DATASET:
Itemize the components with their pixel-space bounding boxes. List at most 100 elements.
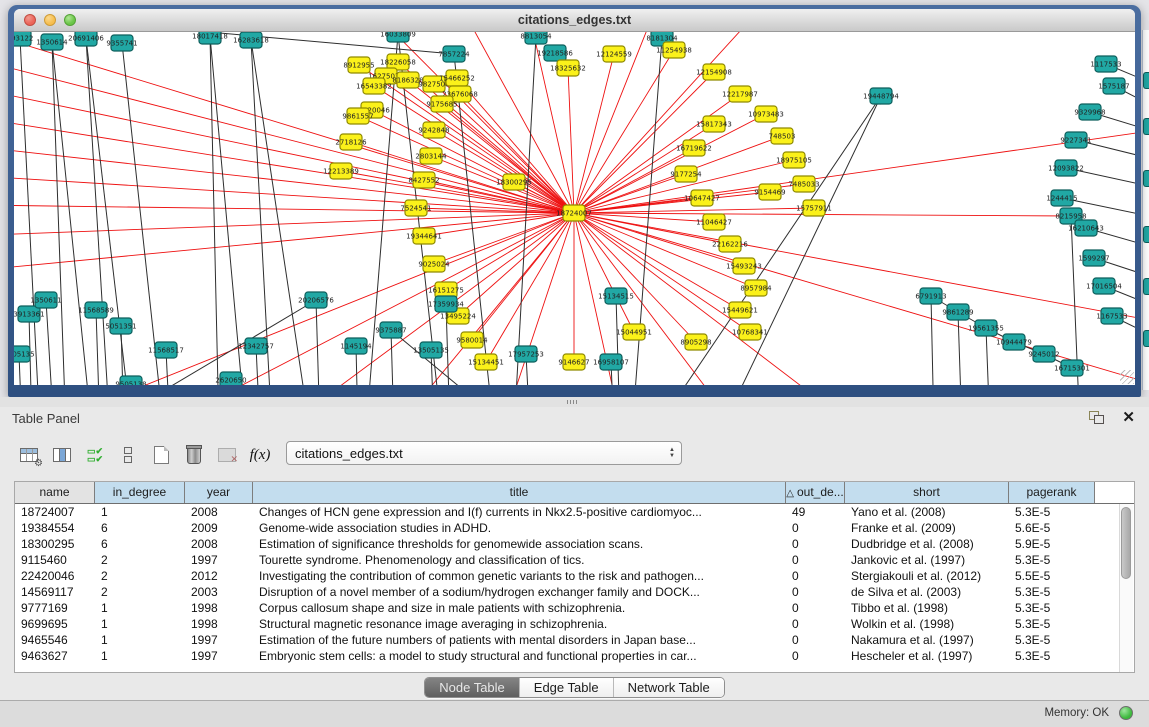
table-selector-dropdown[interactable]: citations_edges.txt ▲▼ xyxy=(286,441,682,465)
network-node[interactable]: 9355741 xyxy=(106,35,137,51)
network-node[interactable]: 20691406 xyxy=(68,32,104,46)
network-node[interactable]: 8912955 xyxy=(343,57,374,73)
network-node[interactable]: 12154908 xyxy=(696,64,732,80)
memory-ok-indicator[interactable] xyxy=(1119,706,1133,720)
network-node[interactable]: 9177254 xyxy=(670,166,702,182)
network-canvas[interactable]: 3931221350614206914069355741180174181628… xyxy=(14,32,1135,385)
table-row[interactable]: 969969511998Structural magnetic resonanc… xyxy=(15,616,1134,632)
tab-edge-table[interactable]: Edge Table xyxy=(520,678,614,697)
network-node[interactable]: 2620650 xyxy=(215,372,246,385)
network-node[interactable]: 1145194 xyxy=(340,338,372,354)
network-node[interactable]: 8957984 xyxy=(740,280,772,296)
network-node[interactable]: 11568589 xyxy=(78,302,114,318)
network-node[interactable]: 16715301 xyxy=(1054,360,1090,376)
table-row[interactable]: 946362711997Embryonic stem cells: a mode… xyxy=(15,648,1134,664)
network-node[interactable]: 9245012 xyxy=(1028,346,1059,362)
network-node[interactable]: 9861289 xyxy=(942,304,973,320)
network-node[interactable]: 20206576 xyxy=(298,292,334,308)
zoom-window-icon[interactable] xyxy=(64,14,76,26)
network-node[interactable]: 8905298 xyxy=(680,334,711,350)
network-node[interactable]: 7485033 xyxy=(788,176,819,192)
network-node[interactable]: 9505135 xyxy=(14,346,35,362)
table-row[interactable]: 911546021997Tourette syndrome. Phenomeno… xyxy=(15,552,1134,568)
delete-column-button[interactable] xyxy=(179,441,209,469)
network-node[interactable]: 1599297 xyxy=(1078,250,1109,266)
column-header-out-de-[interactable]: △out_de... xyxy=(786,482,845,503)
column-checklist-button[interactable]: ▭✔▭✔ xyxy=(80,441,110,469)
table-row[interactable]: 2242004622012Investigating the contribut… xyxy=(15,568,1134,584)
network-node[interactable]: 10973483 xyxy=(748,106,784,122)
network-node[interactable]: 10944479 xyxy=(996,334,1032,350)
network-node[interactable]: 12342757 xyxy=(238,338,274,354)
network-node[interactable]: 9580014 xyxy=(456,332,488,348)
network-node[interactable]: 7524541 xyxy=(400,200,431,216)
float-window-icon[interactable] xyxy=(1089,411,1105,425)
column-header-year[interactable]: year xyxy=(185,482,253,503)
network-node[interactable]: 1575187 xyxy=(1098,78,1129,94)
network-node[interactable]: 17957253 xyxy=(508,346,544,362)
network-node[interactable]: 15449621 xyxy=(722,302,758,318)
network-node[interactable]: 18975105 xyxy=(776,152,812,168)
row-boxes-button[interactable] xyxy=(113,441,143,469)
network-node[interactable]: 15134451 xyxy=(468,354,504,370)
column-header-pagerank[interactable]: pagerank xyxy=(1009,482,1095,503)
network-window-titlebar[interactable]: citations_edges.txt xyxy=(14,9,1135,32)
table-row[interactable]: 1456911722003Disruption of a novel membe… xyxy=(15,584,1134,600)
function-builder-button[interactable]: f(x) xyxy=(245,441,275,469)
network-node[interactable]: 1167533 xyxy=(1096,308,1127,324)
network-node[interactable]: 2803144 xyxy=(415,148,447,164)
column-header-short[interactable]: short xyxy=(845,482,1009,503)
network-node[interactable]: 13505135 xyxy=(413,342,449,358)
network-node[interactable]: 748503 xyxy=(769,128,796,144)
network-node[interactable]: 6791913 xyxy=(915,288,946,304)
network-node[interactable]: 19448794 xyxy=(863,88,899,104)
network-node[interactable]: 9175685 xyxy=(426,96,457,112)
divider-grip-icon[interactable] xyxy=(567,400,579,404)
table-row[interactable]: 1938455462009Genome-wide association stu… xyxy=(15,520,1134,536)
network-node[interactable]: 9329968 xyxy=(1074,104,1105,120)
table-row[interactable]: 1830029562008Estimation of significance … xyxy=(15,536,1134,552)
network-node[interactable]: 393122 xyxy=(14,32,33,46)
network-node[interactable]: 9375887 xyxy=(375,322,406,338)
network-node[interactable]: 19561355 xyxy=(968,320,1004,336)
network-node[interactable]: 18325632 xyxy=(550,60,586,76)
network-node[interactable]: 15134515 xyxy=(598,288,634,304)
column-header-title[interactable]: title xyxy=(253,482,786,503)
network-node[interactable]: 5051351 xyxy=(105,318,136,334)
table-settings-button[interactable]: ⚙ xyxy=(14,441,44,469)
network-node[interactable]: 8813054 xyxy=(520,32,552,44)
network-node[interactable]: 16033809 xyxy=(380,32,416,42)
minimize-window-icon[interactable] xyxy=(44,14,56,26)
table-row[interactable]: 1872400712008Changes of HCN gene express… xyxy=(15,504,1134,520)
tab-network-table[interactable]: Network Table xyxy=(614,678,724,697)
column-header-name[interactable]: name xyxy=(15,482,95,503)
close-window-icon[interactable] xyxy=(24,14,36,26)
table-row[interactable]: 946554611997Estimation of the future num… xyxy=(15,632,1134,648)
network-node[interactable]: 11046427 xyxy=(696,214,732,230)
network-node[interactable]: 9861557 xyxy=(342,108,373,124)
network-node[interactable]: 12124559 xyxy=(596,46,632,62)
network-node[interactable]: 15044951 xyxy=(616,324,652,340)
network-node[interactable]: 2718126 xyxy=(335,134,367,150)
column-header-in-degree[interactable]: in_degree xyxy=(95,482,185,503)
vertical-scrollbar[interactable] xyxy=(1119,504,1133,672)
network-node[interactable]: 1350614 xyxy=(36,34,68,50)
network-node[interactable]: 9154469 xyxy=(754,184,785,200)
network-node[interactable]: 8427552 xyxy=(408,172,439,188)
network-node[interactable]: 9242848 xyxy=(418,122,449,138)
network-node[interactable]: 1244415 xyxy=(1046,190,1077,206)
network-node[interactable]: 9227341 xyxy=(1060,132,1091,148)
show-column-button[interactable] xyxy=(47,441,77,469)
window-resize-grip[interactable] xyxy=(1120,370,1134,384)
network-node[interactable]: 22162216 xyxy=(712,236,748,252)
network-node[interactable]: 19218586 xyxy=(537,45,573,61)
network-node[interactable]: 1350611 xyxy=(30,292,61,308)
network-node[interactable]: 7857224 xyxy=(438,46,470,62)
network-node[interactable]: 11568517 xyxy=(148,342,184,358)
network-node[interactable]: 18017418 xyxy=(192,32,228,44)
network-node[interactable]: 16719622 xyxy=(676,140,712,156)
create-column-button[interactable] xyxy=(146,441,176,469)
network-node[interactable]: 12217987 xyxy=(722,86,758,102)
panel-divider[interactable] xyxy=(0,397,1149,407)
network-node[interactable]: 9025024 xyxy=(418,256,450,272)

WHAT TO DO: From the first line to the last, copy the records above exactly and leave out the pictures.

ANSWER TO THIS PROBLEM:
Itemize the components with their pixel-space bounding boxes. List at most 100 elements.
table-selector-dropdown[interactable]: citations_edges.txt ▲▼ xyxy=(286,441,682,465)
network-node[interactable]: 9355741 xyxy=(106,35,137,51)
network-node[interactable]: 20691406 xyxy=(68,32,104,46)
network-node[interactable]: 8912955 xyxy=(343,57,374,73)
network-node[interactable]: 12154908 xyxy=(696,64,732,80)
memory-ok-indicator[interactable] xyxy=(1119,706,1133,720)
network-node[interactable]: 9177254 xyxy=(670,166,702,182)
network-canvas[interactable]: 3931221350614206914069355741180174181628… xyxy=(14,32,1135,385)
table-row[interactable]: 969969511998Structural magnetic resonanc… xyxy=(15,616,1134,632)
tab-edge-table[interactable]: Edge Table xyxy=(520,678,614,697)
network-node[interactable]: 2620650 xyxy=(215,372,246,385)
network-node[interactable]: 1145194 xyxy=(340,338,372,354)
network-node[interactable]: 8957984 xyxy=(740,280,772,296)
network-node[interactable]: 11568589 xyxy=(78,302,114,318)
network-node[interactable]: 16715301 xyxy=(1054,360,1090,376)
table-row[interactable]: 946362711997Embryonic stem cells: a mode… xyxy=(15,648,1134,664)
network-node[interactable]: 9245012 xyxy=(1028,346,1059,362)
network-node[interactable]: 9861289 xyxy=(942,304,973,320)
network-node[interactable]: 20206576 xyxy=(298,292,334,308)
zoom-window-icon[interactable] xyxy=(64,14,76,26)
network-node[interactable]: 8905298 xyxy=(680,334,711,350)
network-node[interactable]: 7485033 xyxy=(788,176,819,192)
network-node[interactable]: 9505135 xyxy=(14,346,35,362)
table-row[interactable]: 911546021997Tourette syndrome. Phenomeno… xyxy=(15,552,1134,568)
delete-column-button[interactable] xyxy=(179,441,209,469)
network-node[interactable]: 1599297 xyxy=(1078,250,1109,266)
column-header-out-de-[interactable]: △out_de... xyxy=(786,482,845,503)
column-checklist-button[interactable]: ▭✔▭✔ xyxy=(80,441,110,469)
table-row[interactable]: 2242004622012Investigating the contribut… xyxy=(15,568,1134,584)
network-node[interactable]: 10973483 xyxy=(748,106,784,122)
network-node[interactable]: 10944479 xyxy=(996,334,1032,350)
network-node[interactable]: 12342757 xyxy=(238,338,274,354)
network-node[interactable]: 9580014 xyxy=(456,332,488,348)
network-node[interactable]: 7524541 xyxy=(400,200,431,216)
float-window-icon[interactable] xyxy=(1089,411,1105,425)
column-header-year[interactable]: year xyxy=(185,482,253,503)
network-node[interactable]: 1575187 xyxy=(1098,78,1129,94)
network-node[interactable]: 17957253 xyxy=(508,346,544,362)
network-node[interactable]: 15449621 xyxy=(722,302,758,318)
network-node[interactable]: 18975105 xyxy=(776,152,812,168)
row-boxes-button[interactable] xyxy=(113,441,143,469)
network-node[interactable]: 15134451 xyxy=(468,354,504,370)
column-header-pagerank[interactable]: pagerank xyxy=(1009,482,1095,503)
network-window-titlebar[interactable]: citations_edges.txt xyxy=(14,9,1135,32)
table-row[interactable]: 1456911722003Disruption of a novel membe… xyxy=(15,584,1134,600)
function-builder-button[interactable]: f(x) xyxy=(245,441,275,469)
network-node[interactable]: 1167533 xyxy=(1096,308,1127,324)
network-node[interactable]: 2803144 xyxy=(415,148,447,164)
column-header-short[interactable]: short xyxy=(845,482,1009,503)
network-node[interactable]: 13505135 xyxy=(413,342,449,358)
network-node[interactable]: 748503 xyxy=(769,128,796,144)
network-node[interactable]: 6791913 xyxy=(915,288,946,304)
network-node[interactable]: 19448794 xyxy=(863,88,899,104)
network-node[interactable]: 9175685 xyxy=(426,96,457,112)
divider-grip-icon[interactable] xyxy=(567,400,579,404)
table-row[interactable]: 1938455462009Genome-wide association stu… xyxy=(15,520,1134,536)
network-node[interactable]: 9329968 xyxy=(1074,104,1105,120)
table-row[interactable]: 1830029562008Estimation of significance … xyxy=(15,536,1134,552)
network-node[interactable]: 393122 xyxy=(14,32,33,46)
network-node[interactable]: 9375887 xyxy=(375,322,406,338)
network-node[interactable]: 19561355 xyxy=(968,320,1004,336)
network-node[interactable]: 18325632 xyxy=(550,60,586,76)
network-node[interactable]: 15134515 xyxy=(598,288,634,304)
column-header-title[interactable]: title xyxy=(253,482,786,503)
network-node[interactable]: 5051351 xyxy=(105,318,136,334)
table-settings-button[interactable]: ⚙ xyxy=(14,441,44,469)
network-node[interactable]: 8813054 xyxy=(520,32,552,44)
network-node[interactable]: 16033809 xyxy=(380,32,416,42)
minimize-window-icon[interactable] xyxy=(44,14,56,26)
table-row[interactable]: 1872400712008Changes of HCN gene express… xyxy=(15,504,1134,520)
tab-network-table[interactable]: Network Table xyxy=(614,678,724,697)
column-header-name[interactable]: name xyxy=(15,482,95,503)
close-window-icon[interactable] xyxy=(24,14,36,26)
table-row[interactable]: 946554611997Estimation of the future num… xyxy=(15,632,1134,648)
network-node[interactable]: 11046427 xyxy=(696,214,732,230)
network-node[interactable]: 9861557 xyxy=(342,108,373,124)
network-node[interactable]: 12124559 xyxy=(596,46,632,62)
network-node[interactable]: 15044951 xyxy=(616,324,652,340)
network-node[interactable]: 2718126 xyxy=(335,134,367,150)
column-header-in-degree[interactable]: in_degree xyxy=(95,482,185,503)
vertical-scrollbar[interactable] xyxy=(1119,504,1133,672)
network-node[interactable]: 1350614 xyxy=(36,34,68,50)
network-node[interactable]: 9154469 xyxy=(754,184,785,200)
network-node[interactable]: 8427552 xyxy=(408,172,439,188)
network-node[interactable]: 9242848 xyxy=(418,122,449,138)
network-node[interactable]: 1244415 xyxy=(1046,190,1077,206)
network-node[interactable]: 9227341 xyxy=(1060,132,1091,148)
show-column-button[interactable] xyxy=(47,441,77,469)
window-resize-grip[interactable] xyxy=(1120,370,1134,384)
network-node[interactable]: 22162216 xyxy=(712,236,748,252)
network-node[interactable]: 19218586 xyxy=(537,45,573,61)
network-node[interactable]: 1350611 xyxy=(30,292,61,308)
network-node[interactable]: 7857224 xyxy=(438,46,470,62)
network-node[interactable]: 11568517 xyxy=(148,342,184,358)
network-node[interactable]: 18017418 xyxy=(192,32,228,44)
network-node[interactable]: 16719622 xyxy=(676,140,712,156)
create-column-button[interactable] xyxy=(146,441,176,469)
network-node[interactable]: 12217987 xyxy=(722,86,758,102)
panel-divider[interactable] xyxy=(0,397,1149,407)
network-node[interactable]: 9025024 xyxy=(418,256,450,272)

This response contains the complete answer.